#### Records

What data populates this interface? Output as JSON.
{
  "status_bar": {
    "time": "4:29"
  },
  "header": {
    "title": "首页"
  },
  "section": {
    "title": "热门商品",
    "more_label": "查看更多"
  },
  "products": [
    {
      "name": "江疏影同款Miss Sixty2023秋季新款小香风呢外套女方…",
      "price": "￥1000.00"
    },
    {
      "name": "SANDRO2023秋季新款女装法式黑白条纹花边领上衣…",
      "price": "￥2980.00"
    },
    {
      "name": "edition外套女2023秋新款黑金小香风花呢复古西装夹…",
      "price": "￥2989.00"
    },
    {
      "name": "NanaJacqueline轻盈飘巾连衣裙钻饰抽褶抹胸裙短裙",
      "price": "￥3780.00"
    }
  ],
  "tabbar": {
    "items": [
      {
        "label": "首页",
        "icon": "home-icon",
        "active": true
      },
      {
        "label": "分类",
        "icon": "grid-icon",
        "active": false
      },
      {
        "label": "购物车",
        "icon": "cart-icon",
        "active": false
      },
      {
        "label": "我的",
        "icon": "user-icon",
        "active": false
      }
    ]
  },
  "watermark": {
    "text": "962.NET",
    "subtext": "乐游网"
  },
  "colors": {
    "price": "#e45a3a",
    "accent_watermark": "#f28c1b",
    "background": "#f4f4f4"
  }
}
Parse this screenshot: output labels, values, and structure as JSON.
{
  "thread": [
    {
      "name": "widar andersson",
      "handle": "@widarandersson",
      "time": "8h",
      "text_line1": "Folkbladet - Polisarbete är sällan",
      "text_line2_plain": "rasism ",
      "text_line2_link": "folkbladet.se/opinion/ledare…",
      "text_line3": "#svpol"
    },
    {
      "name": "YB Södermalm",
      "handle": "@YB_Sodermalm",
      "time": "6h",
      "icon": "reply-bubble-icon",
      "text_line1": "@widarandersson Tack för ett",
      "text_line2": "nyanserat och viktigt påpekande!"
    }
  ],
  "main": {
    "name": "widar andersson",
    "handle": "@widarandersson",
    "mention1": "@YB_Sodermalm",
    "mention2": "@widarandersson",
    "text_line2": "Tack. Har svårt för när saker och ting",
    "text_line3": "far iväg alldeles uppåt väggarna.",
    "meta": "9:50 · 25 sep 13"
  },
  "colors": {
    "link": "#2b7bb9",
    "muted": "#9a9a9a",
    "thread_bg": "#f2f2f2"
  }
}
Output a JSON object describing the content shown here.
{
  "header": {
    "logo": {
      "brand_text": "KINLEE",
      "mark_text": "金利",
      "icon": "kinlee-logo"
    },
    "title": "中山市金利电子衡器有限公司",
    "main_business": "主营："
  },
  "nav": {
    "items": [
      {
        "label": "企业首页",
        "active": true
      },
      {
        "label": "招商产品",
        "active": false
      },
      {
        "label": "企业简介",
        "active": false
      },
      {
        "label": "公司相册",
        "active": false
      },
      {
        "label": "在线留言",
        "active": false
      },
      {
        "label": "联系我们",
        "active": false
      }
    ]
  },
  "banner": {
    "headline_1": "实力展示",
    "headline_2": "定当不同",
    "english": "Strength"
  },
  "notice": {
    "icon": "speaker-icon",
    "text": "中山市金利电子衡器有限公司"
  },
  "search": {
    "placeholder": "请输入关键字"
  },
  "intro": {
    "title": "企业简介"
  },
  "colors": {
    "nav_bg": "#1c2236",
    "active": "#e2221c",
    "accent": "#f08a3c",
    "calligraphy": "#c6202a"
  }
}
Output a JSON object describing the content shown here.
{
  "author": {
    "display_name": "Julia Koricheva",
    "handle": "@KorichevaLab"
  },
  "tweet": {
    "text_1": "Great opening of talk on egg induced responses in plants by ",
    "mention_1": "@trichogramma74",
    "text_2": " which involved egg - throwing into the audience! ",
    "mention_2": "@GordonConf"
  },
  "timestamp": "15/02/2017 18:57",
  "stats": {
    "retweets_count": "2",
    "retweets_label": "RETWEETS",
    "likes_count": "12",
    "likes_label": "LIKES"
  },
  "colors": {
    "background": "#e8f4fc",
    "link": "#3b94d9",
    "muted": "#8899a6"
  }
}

########

_To be done_. List the lines of the records where "handle" occurs.

_Exercise result_.
      "handle": "@widarandersson",
      "handle": "@YB_Sodermalm",
    "handle": "@widarandersson",
    "handle": "@KorichevaLab"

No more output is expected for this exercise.